[Items listed in a dataset]
____

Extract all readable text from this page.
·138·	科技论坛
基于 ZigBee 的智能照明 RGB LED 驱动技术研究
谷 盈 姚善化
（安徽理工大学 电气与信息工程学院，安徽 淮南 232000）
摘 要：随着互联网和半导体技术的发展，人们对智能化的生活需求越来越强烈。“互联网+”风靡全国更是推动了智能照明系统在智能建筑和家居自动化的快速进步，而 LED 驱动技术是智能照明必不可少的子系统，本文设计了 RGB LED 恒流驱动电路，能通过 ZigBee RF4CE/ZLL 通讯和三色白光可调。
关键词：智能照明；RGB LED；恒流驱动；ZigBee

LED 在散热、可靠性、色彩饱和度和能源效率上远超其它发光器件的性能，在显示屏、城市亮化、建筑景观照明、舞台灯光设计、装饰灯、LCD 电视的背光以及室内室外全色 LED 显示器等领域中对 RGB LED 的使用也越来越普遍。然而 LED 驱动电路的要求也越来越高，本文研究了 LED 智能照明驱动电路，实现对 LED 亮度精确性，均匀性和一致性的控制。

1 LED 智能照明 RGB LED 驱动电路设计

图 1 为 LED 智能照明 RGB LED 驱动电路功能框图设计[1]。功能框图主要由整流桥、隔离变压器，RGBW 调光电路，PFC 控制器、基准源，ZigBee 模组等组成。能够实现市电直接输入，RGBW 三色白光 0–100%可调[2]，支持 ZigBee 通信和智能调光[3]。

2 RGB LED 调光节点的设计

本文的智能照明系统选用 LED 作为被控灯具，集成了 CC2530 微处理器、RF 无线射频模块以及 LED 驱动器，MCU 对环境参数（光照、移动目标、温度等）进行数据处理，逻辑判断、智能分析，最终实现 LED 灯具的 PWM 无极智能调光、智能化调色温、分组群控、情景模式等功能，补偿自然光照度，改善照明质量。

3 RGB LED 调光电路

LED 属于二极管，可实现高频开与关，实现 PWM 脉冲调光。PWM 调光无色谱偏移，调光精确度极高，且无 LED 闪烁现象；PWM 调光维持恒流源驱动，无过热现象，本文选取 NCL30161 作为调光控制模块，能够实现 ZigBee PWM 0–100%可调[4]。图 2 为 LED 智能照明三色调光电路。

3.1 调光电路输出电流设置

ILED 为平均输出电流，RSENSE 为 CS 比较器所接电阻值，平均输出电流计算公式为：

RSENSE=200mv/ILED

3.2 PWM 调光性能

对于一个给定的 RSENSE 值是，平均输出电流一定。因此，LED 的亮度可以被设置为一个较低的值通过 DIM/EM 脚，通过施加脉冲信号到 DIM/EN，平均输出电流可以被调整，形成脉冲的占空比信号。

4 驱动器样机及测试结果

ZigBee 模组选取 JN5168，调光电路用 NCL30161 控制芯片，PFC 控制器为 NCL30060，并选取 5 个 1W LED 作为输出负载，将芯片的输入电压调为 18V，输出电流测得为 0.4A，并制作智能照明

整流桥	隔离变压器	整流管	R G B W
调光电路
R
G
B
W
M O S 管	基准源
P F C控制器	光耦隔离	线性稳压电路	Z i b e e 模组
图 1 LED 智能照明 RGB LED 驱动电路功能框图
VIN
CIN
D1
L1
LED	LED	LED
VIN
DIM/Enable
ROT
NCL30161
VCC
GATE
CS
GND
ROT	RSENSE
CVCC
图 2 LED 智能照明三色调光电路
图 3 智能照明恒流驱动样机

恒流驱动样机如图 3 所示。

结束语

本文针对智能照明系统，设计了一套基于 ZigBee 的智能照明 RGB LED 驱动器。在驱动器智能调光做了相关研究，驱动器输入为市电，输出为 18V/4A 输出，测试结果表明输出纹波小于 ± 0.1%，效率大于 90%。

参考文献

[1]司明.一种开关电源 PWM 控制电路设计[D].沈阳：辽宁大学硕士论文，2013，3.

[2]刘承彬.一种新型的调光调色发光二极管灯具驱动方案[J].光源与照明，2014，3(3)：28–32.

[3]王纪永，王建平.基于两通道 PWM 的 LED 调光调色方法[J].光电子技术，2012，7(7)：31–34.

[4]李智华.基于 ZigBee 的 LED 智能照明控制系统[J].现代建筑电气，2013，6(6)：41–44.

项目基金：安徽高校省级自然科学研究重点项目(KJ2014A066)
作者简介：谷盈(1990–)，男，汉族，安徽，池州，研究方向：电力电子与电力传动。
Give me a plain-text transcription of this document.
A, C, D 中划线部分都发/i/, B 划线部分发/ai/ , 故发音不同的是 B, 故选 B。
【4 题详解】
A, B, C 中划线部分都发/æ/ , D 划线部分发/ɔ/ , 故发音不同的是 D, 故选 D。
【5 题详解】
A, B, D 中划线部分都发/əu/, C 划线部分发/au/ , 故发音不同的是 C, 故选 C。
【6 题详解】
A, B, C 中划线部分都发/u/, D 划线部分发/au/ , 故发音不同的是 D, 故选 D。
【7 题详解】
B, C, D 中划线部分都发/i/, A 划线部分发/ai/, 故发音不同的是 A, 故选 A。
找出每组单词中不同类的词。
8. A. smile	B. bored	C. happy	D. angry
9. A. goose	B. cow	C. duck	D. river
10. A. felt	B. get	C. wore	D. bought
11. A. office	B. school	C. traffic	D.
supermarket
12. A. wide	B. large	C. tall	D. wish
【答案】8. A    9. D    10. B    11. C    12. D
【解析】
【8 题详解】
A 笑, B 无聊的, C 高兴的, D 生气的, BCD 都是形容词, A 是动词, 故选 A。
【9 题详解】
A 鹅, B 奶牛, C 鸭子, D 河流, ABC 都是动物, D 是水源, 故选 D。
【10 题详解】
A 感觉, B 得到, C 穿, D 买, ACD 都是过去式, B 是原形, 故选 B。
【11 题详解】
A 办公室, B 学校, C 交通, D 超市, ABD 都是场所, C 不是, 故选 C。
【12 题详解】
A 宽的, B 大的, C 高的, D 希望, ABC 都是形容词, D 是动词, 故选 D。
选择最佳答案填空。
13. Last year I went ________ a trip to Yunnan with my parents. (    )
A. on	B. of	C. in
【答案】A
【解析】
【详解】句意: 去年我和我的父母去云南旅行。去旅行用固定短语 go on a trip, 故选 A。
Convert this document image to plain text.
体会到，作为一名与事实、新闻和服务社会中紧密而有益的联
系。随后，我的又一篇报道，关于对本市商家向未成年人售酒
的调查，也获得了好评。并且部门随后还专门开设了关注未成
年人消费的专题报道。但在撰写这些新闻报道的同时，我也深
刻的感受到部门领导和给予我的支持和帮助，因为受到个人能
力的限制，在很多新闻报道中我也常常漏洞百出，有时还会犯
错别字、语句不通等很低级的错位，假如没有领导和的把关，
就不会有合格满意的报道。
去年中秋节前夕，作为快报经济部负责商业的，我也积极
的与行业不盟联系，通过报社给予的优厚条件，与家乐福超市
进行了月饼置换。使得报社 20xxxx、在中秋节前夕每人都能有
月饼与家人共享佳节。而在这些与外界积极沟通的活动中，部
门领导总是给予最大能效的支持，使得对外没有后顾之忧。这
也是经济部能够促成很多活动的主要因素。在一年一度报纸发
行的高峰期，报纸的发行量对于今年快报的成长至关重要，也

____

Restate every entry word for word.

Extract all readable text from this page.
·138·	科技论坛
基于 ZigBee 的智能照明 RGB LED 驱动技术研究
谷 盈 姚善化
（安徽理工大学 电气与信息工程学院，安徽 淮南 232000）
摘 要：随着互联网和半导体技术的发展，人们对智能化的生活需求越来越强烈。“互联网+”风靡全国更是推动了智能照明系统在智能建筑和家居自动化的快速进步，而 LED 驱动技术是智能照明必不可少的子系统，本文设计了 RGB LED 恒流驱动电路，能通过 ZigBee RF4CE/ZLL 通讯和三色白光可调。
关键词：智能照明；RGB LED；恒流驱动；ZigBee

LED 在散热、可靠性、色彩饱和度和能源效率上远超其它发光器件的性能，在显示屏、城市亮化、建筑景观照明、舞台灯光设计、装饰灯、LCD 电视的背光以及室内室外全色 LED 显示器等领域中对 RGB LED 的使用也越来越普遍。然而 LED 驱动电路的要求也越来越高，本文研究了 LED 智能照明驱动电路，实现对 LED 亮度精确性，均匀性和一致性的控制。

1 LED 智能照明 RGB LED 驱动电路设计

图 1 为 LED 智能照明 RGB LED 驱动电路功能框图设计[1]。功能框图主要由整流桥、隔离变压器，RGBW 调光电路，PFC 控制器、基准源，ZigBee 模组等组成。能够实现市电直接输入，RGBW 三色白光 0–100%可调[2]，支持 ZigBee 通信和智能调光[3]。

2 RGB LED 调光节点的设计

本文的智能照明系统选用 LED 作为被控灯具，集成了 CC2530 微处理器、RF 无线射频模块以及 LED 驱动器，MCU 对环境参数（光照、移动目标、温度等）进行数据处理，逻辑判断、智能分析，最终实现 LED 灯具的 PWM 无极智能调光、智能化调色温、分组群控、情景模式等功能，补偿自然光照度，改善照明质量。

3 RGB LED 调光电路

LED 属于二极管，可实现高频开与关，实现 PWM 脉冲调光。PWM 调光无色谱偏移，调光精确度极高，且无 LED 闪烁现象；PWM 调光维持恒流源驱动，无过热现象，本文选取 NCL30161 作为调光控制模块，能够实现 ZigBee PWM 0–100%可调[4]。图 2 为 LED 智能照明三色调光电路。

3.1 调光电路输出电流设置

ILED 为平均输出电流，RSENSE 为 CS 比较器所接电阻值，平均输出电流计算公式为：

RSENSE=200mv/ILED

3.2 PWM 调光性能

对于一个给定的 RSENSE 值是，平均输出电流一定。因此，LED 的亮度可以被设置为一个较低的值通过 DIM/EM 脚，通过施加脉冲信号到 DIM/EN，平均输出电流可以被调整，形成脉冲的占空比信号。

4 驱动器样机及测试结果

ZigBee 模组选取 JN5168，调光电路用 NCL30161 控制芯片，PFC 控制器为 NCL30060，并选取 5 个 1W LED 作为输出负载，将芯片的输入电压调为 18V，输出电流测得为 0.4A，并制作智能照明

整流桥	隔离变压器	整流管	R G B W
调光电路
R
G
B
W
M O S 管	基准源
P F C控制器	光耦隔离	线性稳压电路	Z i b e e 模组
图 1 LED 智能照明 RGB LED 驱动电路功能框图
VIN
CIN
D1
L1
LED	LED	LED
VIN
DIM/Enable
ROT
NCL30161
VCC
GATE
CS
GND
ROT	RSENSE
CVCC
图 2 LED 智能照明三色调光电路
图 3 智能照明恒流驱动样机

恒流驱动样机如图 3 所示。

结束语

本文针对智能照明系统，设计了一套基于 ZigBee 的智能照明 RGB LED 驱动器。在驱动器智能调光做了相关研究，驱动器输入为市电，输出为 18V/4A 输出，测试结果表明输出纹波小于 ± 0.1%，效率大于 90%。

参考文献

[1]司明.一种开关电源 PWM 控制电路设计[D].沈阳：辽宁大学硕士论文，2013，3.

[2]刘承彬.一种新型的调光调色发光二极管灯具驱动方案[J].光源与照明，2014，3(3)：28–32.

[3]王纪永，王建平.基于两通道 PWM 的 LED 调光调色方法[J].光电子技术，2012，7(7)：31–34.

[4]李智华.基于 ZigBee 的 LED 智能照明控制系统[J].现代建筑电气，2013，6(6)：41–44.

项目基金：安徽高校省级自然科学研究重点项目(KJ2014A066)
作者简介：谷盈(1990–)，男，汉族，安徽，池州，研究方向：电力电子与电力传动。
Give me a plain-text transcription of this document.
A, C, D 中划线部分都发/i/, B 划线部分发/ai/ , 故发音不同的是 B, 故选 B。
【4 题详解】
A, B, C 中划线部分都发/æ/ , D 划线部分发/ɔ/ , 故发音不同的是 D, 故选 D。
【5 题详解】
A, B, D 中划线部分都发/əu/, C 划线部分发/au/ , 故发音不同的是 C, 故选 C。
【6 题详解】
A, B, C 中划线部分都发/u/, D 划线部分发/au/ , 故发音不同的是 D, 故选 D。
【7 题详解】
B, C, D 中划线部分都发/i/, A 划线部分发/ai/, 故发音不同的是 A, 故选 A。
找出每组单词中不同类的词。
8. A. smile	B. bored	C. happy	D. angry
9. A. goose	B. cow	C. duck	D. river
10. A. felt	B. get	C. wore	D. bought
11. A. office	B. school	C. traffic	D.
supermarket
12. A. wide	B. large	C. tall	D. wish
【答案】8. A    9. D    10. B    11. C    12. D
【解析】
【8 题详解】
A 笑, B 无聊的, C 高兴的, D 生气的, BCD 都是形容词, A 是动词, 故选 A。
【9 题详解】
A 鹅, B 奶牛, C 鸭子, D 河流, ABC 都是动物, D 是水源, 故选 D。
【10 题详解】
A 感觉, B 得到, C 穿, D 买, ACD 都是过去式, B 是原形, 故选 B。
【11 题详解】
A 办公室, B 学校, C 交通, D 超市, ABD 都是场所, C 不是, 故选 C。
【12 题详解】
A 宽的, B 大的, C 高的, D 希望, ABC 都是形容词, D 是动词, 故选 D。
选择最佳答案填空。
13. Last year I went ________ a trip to Yunnan with my parents. (    )
A. on	B. of	C. in
【答案】A
【解析】
【详解】句意: 去年我和我的父母去云南旅行。去旅行用固定短语 go on a trip, 故选 A。
Convert this document image to plain text.
体会到，作为一名与事实、新闻和服务社会中紧密而有益的联
系。随后，我的又一篇报道，关于对本市商家向未成年人售酒
的调查，也获得了好评。并且部门随后还专门开设了关注未成
年人消费的专题报道。但在撰写这些新闻报道的同时，我也深
刻的感受到部门领导和给予我的支持和帮助，因为受到个人能
力的限制，在很多新闻报道中我也常常漏洞百出，有时还会犯
错别字、语句不通等很低级的错位，假如没有领导和的把关，
就不会有合格满意的报道。
去年中秋节前夕，作为快报经济部负责商业的，我也积极
的与行业不盟联系，通过报社给予的优厚条件，与家乐福超市
进行了月饼置换。使得报社 20xxxx、在中秋节前夕每人都能有
月饼与家人共享佳节。而在这些与外界积极沟通的活动中，部
门领导总是给予最大能效的支持，使得对外没有后顾之忧。这
也是经济部能够促成很多活动的主要因素。在一年一度报纸发
行的高峰期，报纸的发行量对于今年快报的成长至关重要，也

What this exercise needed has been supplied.